• [Supplied material]
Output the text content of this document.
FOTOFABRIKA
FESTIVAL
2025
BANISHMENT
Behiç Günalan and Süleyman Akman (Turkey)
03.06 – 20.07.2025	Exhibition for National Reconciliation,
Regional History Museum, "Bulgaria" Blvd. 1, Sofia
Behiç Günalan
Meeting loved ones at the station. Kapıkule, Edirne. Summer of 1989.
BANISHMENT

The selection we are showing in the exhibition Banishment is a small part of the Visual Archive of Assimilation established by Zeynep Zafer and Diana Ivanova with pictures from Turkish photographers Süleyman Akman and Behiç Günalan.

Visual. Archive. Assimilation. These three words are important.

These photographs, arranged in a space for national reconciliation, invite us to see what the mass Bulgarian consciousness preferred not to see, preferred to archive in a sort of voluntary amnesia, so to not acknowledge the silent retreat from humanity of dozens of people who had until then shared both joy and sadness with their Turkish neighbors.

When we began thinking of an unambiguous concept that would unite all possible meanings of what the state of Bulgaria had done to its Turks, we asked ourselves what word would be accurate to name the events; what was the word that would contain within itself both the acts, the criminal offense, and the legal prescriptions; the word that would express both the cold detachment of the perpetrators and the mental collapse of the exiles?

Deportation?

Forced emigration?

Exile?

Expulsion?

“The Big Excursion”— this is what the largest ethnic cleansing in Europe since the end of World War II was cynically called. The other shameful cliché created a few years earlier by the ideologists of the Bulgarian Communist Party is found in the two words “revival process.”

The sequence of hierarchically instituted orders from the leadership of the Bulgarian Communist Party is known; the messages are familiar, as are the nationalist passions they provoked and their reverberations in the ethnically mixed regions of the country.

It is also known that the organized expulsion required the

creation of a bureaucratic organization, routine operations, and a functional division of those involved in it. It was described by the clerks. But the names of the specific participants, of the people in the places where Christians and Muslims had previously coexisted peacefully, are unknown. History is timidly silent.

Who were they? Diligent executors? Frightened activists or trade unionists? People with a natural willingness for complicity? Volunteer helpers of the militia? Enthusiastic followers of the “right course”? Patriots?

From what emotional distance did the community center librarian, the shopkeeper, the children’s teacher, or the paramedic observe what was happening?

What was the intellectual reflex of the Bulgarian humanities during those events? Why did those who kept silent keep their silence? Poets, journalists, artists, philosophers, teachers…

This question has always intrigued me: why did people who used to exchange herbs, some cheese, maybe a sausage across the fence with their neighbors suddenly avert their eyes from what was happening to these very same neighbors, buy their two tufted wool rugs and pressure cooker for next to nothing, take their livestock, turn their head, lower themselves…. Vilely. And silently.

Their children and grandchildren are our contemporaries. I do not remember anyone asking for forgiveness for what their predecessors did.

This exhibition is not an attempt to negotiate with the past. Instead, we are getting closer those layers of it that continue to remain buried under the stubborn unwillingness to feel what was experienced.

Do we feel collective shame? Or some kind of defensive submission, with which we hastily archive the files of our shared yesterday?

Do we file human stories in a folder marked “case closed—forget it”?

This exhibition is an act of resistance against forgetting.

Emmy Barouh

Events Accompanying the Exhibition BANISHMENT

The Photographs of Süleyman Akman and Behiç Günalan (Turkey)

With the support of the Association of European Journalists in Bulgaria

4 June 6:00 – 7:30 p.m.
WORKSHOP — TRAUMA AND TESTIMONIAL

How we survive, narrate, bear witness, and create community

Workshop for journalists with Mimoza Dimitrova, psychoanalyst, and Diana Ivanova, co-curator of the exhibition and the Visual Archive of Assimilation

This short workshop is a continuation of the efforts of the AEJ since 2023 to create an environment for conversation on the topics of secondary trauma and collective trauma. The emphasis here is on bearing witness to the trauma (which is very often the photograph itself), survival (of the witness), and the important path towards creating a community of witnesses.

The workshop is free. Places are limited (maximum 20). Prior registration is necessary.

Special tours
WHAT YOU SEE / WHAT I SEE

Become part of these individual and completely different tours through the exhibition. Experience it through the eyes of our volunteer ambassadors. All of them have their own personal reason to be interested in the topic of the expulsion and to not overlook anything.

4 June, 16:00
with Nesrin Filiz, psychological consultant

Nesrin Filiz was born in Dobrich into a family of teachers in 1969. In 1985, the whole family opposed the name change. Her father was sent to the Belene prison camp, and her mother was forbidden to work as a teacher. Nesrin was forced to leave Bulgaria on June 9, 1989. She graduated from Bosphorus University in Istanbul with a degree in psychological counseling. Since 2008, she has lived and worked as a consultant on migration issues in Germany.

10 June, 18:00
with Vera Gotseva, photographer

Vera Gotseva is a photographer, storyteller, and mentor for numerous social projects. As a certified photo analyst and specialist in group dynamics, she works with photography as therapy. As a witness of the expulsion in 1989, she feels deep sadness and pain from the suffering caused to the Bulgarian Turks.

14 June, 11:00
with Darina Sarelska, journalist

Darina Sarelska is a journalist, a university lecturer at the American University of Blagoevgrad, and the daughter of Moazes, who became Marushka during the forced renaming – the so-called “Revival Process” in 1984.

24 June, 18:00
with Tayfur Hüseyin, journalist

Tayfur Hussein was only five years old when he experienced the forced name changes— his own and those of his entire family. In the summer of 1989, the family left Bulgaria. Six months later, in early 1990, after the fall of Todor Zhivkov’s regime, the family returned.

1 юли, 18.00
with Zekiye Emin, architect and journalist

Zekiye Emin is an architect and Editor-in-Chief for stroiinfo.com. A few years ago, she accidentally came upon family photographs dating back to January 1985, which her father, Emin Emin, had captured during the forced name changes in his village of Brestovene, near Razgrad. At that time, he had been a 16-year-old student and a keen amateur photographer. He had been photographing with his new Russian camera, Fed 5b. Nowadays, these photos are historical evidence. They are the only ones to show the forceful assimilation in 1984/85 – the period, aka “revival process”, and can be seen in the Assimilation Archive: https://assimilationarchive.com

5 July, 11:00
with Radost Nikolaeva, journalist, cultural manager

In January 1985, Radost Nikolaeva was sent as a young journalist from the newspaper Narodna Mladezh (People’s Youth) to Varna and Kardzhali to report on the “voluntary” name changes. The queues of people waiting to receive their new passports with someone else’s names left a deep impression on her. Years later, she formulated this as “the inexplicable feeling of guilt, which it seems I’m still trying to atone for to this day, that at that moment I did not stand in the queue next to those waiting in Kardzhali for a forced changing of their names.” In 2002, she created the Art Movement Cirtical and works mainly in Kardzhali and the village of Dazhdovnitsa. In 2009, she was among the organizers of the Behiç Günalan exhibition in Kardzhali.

• [Set exercise] Find all lines holding the string "Akman" and copy them.

• [Correct output]
Behiç Günalan and Süleyman Akman (Turkey)
The selection we are showing in the exhibition Banishment is a small part of the Visual Archive of Assimilation established by Zeynep Zafer and Diana Ivanova with pictures from Turkish photographers Süleyman Akman and Behiç Günalan.
The Photographs of Süleyman Akman and Behiç Günalan (Turkey)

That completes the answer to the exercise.